→ **DIRECTIVE**
Keep only the lines of the data below that contain "name", and copy them.

--- Start of EXCERPTED RECORDS ---

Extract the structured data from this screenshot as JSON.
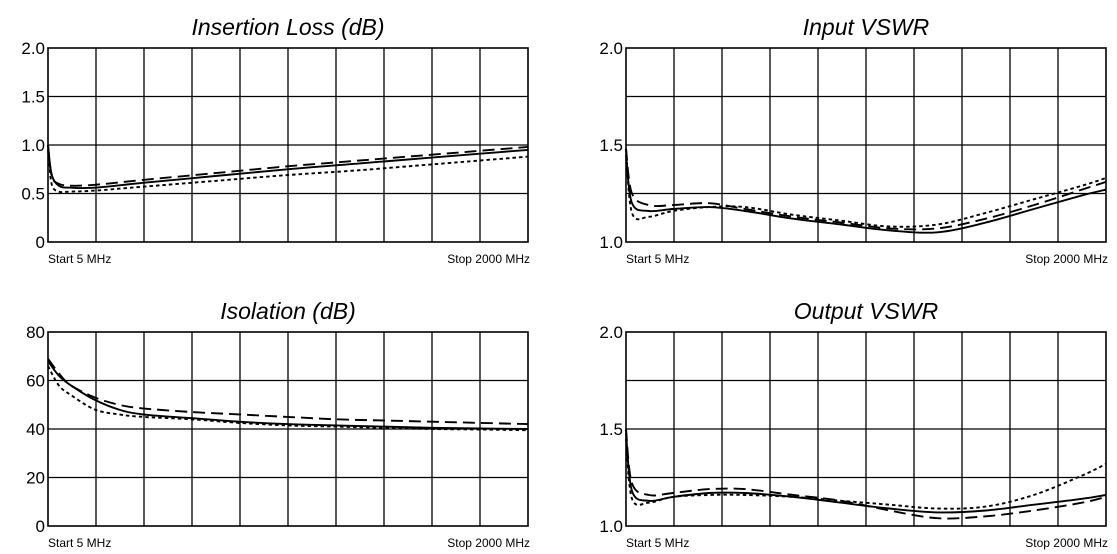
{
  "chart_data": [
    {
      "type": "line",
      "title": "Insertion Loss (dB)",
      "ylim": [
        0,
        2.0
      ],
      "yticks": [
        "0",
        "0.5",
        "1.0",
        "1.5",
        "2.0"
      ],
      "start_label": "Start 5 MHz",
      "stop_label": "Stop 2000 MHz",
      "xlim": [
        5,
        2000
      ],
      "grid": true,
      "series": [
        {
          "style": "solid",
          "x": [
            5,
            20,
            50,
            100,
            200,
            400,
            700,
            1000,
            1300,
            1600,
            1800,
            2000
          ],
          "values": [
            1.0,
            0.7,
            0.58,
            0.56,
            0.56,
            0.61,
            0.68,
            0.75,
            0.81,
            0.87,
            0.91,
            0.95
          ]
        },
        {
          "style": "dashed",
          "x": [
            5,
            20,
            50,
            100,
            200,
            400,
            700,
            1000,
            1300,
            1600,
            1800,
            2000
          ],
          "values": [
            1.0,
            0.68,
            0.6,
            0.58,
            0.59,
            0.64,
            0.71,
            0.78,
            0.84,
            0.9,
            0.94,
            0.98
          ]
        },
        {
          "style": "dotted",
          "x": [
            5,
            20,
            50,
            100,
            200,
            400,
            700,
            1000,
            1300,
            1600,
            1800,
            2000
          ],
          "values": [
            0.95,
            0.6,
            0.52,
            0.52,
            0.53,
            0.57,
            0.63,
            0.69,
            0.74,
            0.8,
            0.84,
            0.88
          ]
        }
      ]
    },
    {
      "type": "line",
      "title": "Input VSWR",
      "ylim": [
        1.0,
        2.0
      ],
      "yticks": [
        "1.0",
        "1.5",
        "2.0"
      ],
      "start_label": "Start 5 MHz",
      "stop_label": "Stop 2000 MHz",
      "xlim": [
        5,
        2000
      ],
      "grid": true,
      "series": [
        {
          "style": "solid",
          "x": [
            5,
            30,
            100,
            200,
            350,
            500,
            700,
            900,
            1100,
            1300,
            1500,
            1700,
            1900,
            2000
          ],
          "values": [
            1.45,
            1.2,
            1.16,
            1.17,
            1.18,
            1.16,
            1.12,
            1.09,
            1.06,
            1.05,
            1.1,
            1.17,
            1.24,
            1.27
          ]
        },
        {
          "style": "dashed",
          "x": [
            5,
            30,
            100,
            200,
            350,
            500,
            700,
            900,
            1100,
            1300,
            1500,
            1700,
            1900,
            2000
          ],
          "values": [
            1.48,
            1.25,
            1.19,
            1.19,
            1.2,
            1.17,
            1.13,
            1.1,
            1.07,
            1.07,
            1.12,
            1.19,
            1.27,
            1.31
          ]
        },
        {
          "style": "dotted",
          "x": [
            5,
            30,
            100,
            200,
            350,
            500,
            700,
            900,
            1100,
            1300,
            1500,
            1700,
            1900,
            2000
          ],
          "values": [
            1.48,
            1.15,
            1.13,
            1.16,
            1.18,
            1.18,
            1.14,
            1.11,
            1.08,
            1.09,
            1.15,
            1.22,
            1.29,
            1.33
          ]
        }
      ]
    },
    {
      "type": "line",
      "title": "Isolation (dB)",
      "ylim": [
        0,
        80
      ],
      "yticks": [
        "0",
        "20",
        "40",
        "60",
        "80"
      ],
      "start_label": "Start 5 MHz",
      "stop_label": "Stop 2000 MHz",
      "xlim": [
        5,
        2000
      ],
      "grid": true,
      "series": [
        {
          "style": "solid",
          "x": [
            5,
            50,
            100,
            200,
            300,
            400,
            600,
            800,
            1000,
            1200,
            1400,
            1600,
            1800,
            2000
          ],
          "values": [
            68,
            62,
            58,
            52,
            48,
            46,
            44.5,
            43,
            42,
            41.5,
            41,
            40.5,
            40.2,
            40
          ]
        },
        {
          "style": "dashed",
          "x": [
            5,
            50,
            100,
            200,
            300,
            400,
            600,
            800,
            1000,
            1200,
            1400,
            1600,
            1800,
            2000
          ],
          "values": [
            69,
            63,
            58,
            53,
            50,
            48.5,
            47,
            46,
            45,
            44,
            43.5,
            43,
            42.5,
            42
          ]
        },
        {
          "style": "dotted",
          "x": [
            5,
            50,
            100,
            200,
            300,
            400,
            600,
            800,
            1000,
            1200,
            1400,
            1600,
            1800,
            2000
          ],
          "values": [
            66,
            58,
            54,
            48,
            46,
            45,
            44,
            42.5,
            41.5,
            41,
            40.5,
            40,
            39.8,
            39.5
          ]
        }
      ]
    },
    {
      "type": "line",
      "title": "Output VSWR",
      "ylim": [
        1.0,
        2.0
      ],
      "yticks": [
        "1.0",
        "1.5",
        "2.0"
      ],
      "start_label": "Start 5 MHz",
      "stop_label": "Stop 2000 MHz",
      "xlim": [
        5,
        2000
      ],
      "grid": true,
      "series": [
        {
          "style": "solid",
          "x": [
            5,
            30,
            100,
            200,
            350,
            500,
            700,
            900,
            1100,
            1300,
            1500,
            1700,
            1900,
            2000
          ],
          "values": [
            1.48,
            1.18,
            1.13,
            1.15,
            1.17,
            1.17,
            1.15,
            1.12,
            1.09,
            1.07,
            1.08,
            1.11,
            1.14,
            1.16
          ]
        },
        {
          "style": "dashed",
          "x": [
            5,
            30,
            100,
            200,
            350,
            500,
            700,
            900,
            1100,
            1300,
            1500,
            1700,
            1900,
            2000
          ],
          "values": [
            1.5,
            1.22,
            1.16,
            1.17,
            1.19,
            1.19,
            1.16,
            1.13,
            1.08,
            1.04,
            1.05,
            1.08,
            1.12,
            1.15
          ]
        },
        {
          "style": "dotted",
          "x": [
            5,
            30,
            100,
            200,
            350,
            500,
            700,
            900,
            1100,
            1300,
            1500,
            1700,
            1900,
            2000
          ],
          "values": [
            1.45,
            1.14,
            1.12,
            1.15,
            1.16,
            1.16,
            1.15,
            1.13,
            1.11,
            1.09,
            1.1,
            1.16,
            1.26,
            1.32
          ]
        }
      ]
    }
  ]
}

--- End of EXCERPTED RECORDS ---
--- Start of EXCERPTED RECORDS ---

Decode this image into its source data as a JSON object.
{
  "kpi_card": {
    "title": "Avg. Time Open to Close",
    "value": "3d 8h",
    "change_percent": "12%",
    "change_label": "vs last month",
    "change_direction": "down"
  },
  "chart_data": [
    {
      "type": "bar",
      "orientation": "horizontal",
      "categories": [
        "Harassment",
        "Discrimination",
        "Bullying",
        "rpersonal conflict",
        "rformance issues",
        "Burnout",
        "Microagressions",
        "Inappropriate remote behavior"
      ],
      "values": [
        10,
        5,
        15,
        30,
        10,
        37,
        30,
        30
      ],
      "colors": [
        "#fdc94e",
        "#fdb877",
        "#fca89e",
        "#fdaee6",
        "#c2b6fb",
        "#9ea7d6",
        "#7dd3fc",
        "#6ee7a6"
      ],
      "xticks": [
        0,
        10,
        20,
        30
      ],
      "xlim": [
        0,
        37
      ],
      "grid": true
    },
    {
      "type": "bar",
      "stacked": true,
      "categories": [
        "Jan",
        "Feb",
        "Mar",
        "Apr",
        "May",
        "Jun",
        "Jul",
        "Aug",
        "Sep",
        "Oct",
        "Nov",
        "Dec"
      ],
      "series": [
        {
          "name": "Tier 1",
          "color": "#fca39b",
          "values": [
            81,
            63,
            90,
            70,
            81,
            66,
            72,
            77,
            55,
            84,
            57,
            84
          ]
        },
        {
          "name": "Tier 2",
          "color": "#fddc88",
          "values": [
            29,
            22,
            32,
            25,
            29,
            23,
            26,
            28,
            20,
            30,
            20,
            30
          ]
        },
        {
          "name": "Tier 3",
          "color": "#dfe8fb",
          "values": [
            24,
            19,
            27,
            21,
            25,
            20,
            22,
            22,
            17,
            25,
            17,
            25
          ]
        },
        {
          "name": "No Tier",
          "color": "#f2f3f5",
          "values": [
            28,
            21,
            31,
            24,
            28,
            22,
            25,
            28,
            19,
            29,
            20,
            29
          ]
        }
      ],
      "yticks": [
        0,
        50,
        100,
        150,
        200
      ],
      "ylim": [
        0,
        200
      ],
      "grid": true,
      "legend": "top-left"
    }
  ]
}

--- End of EXCERPTED RECORDS ---
--- Start of EXCERPTED RECORDS ---

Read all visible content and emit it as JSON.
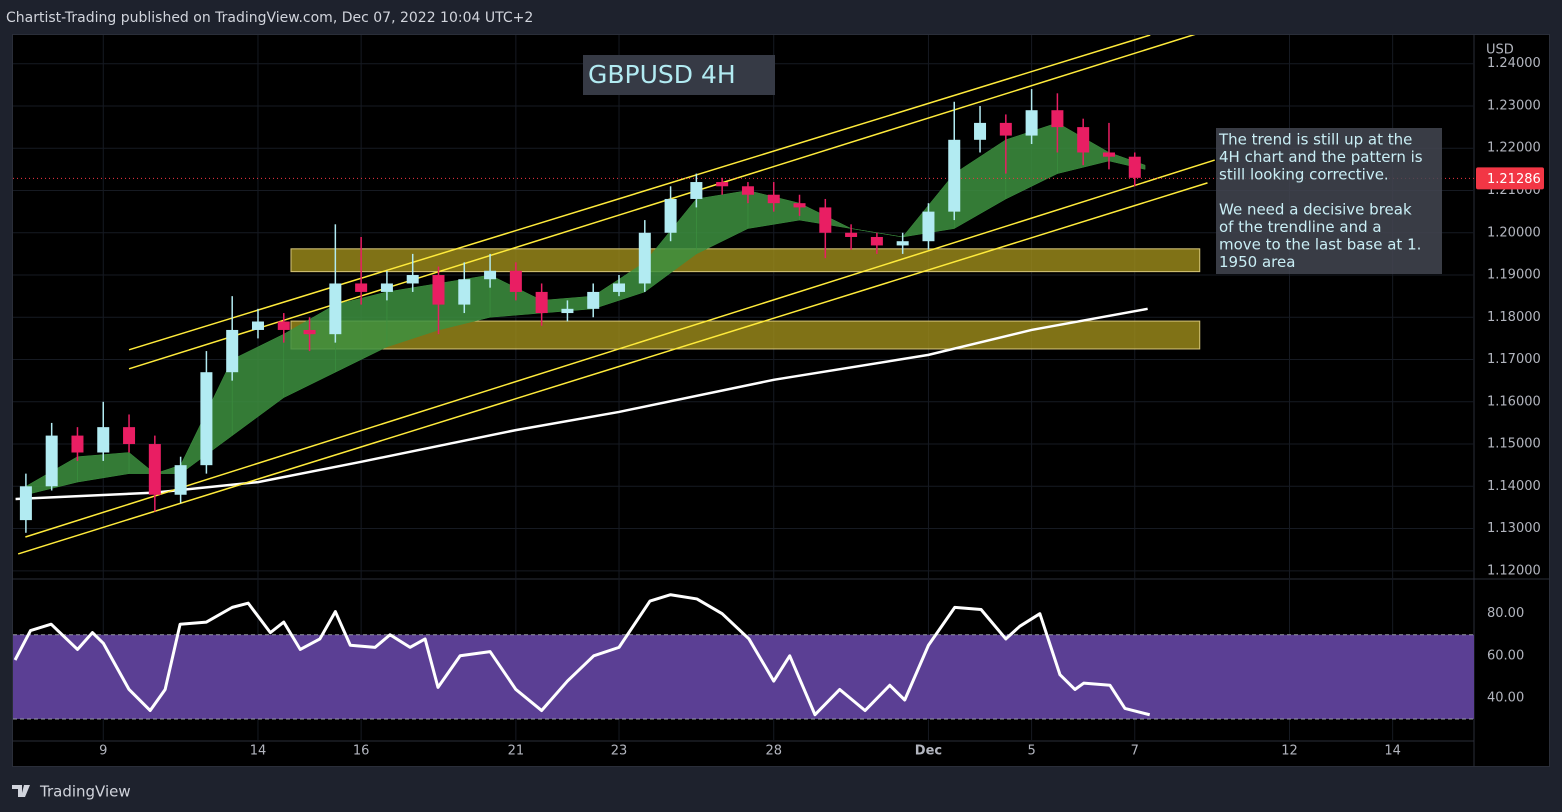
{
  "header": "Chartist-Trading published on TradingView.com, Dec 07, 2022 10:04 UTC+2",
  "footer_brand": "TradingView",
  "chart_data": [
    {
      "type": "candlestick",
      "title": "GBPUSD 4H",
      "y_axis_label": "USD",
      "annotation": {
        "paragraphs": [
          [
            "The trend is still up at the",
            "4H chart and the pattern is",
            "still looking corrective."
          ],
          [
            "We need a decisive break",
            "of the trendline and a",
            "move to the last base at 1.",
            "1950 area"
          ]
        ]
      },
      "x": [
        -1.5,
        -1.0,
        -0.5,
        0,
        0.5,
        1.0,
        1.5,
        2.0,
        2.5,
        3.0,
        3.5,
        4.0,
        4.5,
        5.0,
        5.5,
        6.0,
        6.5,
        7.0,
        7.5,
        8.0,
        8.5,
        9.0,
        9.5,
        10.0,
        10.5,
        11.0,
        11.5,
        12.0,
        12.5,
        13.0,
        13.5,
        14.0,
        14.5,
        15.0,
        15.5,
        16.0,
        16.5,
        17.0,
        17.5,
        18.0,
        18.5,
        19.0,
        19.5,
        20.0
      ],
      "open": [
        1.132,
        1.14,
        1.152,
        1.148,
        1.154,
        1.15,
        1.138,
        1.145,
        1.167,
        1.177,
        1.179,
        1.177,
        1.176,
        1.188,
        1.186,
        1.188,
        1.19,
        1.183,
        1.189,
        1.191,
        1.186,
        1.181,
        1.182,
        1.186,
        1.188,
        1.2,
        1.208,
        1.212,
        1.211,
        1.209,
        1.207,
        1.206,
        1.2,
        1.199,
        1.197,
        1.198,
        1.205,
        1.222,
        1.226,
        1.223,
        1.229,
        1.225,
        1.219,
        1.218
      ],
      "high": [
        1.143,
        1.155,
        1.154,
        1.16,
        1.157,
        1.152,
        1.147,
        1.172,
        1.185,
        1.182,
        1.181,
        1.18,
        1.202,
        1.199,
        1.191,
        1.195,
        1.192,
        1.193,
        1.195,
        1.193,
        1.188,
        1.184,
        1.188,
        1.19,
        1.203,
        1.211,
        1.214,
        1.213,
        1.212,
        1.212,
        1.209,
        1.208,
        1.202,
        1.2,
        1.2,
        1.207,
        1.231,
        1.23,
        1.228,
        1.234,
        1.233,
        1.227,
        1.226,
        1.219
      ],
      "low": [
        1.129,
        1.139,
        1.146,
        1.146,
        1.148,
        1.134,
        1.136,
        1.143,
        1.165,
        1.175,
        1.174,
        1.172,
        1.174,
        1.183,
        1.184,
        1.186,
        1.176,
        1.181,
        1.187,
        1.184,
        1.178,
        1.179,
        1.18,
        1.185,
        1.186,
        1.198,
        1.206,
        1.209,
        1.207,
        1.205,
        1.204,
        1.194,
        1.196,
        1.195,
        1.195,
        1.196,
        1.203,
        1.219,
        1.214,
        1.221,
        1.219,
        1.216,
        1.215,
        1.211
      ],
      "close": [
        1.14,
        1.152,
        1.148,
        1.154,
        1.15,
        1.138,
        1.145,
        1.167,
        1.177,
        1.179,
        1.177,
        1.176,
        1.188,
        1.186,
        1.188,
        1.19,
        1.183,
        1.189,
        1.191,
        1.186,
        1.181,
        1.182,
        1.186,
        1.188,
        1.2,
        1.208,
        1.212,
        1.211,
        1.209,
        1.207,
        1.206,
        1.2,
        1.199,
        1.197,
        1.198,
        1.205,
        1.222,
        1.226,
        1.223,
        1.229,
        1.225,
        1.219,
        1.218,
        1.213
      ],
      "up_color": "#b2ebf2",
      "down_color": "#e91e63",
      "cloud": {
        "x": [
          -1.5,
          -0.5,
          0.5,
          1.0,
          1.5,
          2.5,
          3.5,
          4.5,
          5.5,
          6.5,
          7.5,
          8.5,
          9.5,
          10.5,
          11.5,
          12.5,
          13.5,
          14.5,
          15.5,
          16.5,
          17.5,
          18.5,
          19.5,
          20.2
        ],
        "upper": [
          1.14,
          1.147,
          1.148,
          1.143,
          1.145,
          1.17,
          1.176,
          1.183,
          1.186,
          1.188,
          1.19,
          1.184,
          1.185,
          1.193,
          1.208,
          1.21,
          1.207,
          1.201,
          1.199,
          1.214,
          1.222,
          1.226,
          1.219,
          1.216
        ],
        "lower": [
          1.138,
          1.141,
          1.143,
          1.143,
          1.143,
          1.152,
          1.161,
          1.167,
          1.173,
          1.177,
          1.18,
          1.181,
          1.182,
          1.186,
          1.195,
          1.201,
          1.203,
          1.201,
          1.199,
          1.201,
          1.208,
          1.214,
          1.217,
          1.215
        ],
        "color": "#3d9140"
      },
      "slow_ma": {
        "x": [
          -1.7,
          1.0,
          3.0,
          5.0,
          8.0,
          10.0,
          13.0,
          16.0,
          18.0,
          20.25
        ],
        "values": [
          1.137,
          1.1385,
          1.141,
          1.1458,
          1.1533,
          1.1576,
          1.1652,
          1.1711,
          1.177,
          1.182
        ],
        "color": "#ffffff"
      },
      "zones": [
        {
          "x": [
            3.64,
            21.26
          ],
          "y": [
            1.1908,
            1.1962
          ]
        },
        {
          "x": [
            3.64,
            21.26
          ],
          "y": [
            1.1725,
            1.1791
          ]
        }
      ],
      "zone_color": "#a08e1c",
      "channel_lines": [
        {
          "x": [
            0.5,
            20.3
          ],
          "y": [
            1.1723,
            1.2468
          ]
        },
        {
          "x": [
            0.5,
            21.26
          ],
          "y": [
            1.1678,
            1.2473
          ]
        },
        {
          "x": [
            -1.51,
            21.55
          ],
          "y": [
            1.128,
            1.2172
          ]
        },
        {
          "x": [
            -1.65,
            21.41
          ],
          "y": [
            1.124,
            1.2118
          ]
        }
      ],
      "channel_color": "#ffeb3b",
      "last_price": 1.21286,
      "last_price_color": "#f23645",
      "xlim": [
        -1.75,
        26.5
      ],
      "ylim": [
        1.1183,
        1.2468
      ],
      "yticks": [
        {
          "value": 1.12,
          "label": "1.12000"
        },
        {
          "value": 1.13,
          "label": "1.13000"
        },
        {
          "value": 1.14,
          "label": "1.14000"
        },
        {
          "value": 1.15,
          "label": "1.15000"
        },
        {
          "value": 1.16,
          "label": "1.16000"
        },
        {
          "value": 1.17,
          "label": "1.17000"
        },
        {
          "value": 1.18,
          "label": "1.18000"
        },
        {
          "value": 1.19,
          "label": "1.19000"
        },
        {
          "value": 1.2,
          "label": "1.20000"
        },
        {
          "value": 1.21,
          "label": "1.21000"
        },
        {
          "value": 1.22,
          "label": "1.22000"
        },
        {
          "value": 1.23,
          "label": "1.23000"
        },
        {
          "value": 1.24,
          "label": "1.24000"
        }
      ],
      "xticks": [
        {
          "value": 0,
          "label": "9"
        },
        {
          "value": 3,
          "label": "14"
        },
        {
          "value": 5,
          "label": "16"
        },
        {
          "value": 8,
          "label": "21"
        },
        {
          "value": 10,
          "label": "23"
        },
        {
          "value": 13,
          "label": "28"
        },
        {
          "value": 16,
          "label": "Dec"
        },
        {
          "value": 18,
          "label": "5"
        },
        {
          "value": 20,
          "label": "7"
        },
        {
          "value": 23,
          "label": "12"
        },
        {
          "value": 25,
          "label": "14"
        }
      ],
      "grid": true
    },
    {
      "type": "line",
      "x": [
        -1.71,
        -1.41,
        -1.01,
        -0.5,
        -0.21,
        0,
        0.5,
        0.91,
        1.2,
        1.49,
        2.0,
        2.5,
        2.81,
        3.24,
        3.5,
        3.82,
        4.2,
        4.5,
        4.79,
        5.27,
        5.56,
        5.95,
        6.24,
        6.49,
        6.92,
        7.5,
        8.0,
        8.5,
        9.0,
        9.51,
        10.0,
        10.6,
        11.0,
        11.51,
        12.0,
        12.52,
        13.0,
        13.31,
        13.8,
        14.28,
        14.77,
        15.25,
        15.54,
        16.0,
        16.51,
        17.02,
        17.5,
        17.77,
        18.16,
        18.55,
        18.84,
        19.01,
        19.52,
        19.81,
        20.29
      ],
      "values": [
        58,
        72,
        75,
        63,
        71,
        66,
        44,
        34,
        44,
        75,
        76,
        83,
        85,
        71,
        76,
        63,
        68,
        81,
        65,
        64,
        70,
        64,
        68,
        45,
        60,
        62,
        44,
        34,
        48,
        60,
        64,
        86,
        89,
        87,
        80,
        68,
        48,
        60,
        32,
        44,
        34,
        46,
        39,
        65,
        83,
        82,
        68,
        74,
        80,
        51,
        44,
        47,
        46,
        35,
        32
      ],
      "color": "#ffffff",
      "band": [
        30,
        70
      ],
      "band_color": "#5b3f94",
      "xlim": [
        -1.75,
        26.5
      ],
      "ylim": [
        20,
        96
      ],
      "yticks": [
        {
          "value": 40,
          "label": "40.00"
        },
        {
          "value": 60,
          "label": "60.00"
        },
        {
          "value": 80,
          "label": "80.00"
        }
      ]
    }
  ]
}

--- End of EXCERPTED RECORDS ---

→ **IN RESPONSE**
          "name": "Tier 1",
          "name": "Tier 2",
          "name": "Tier 3",
          "name": "No Tier",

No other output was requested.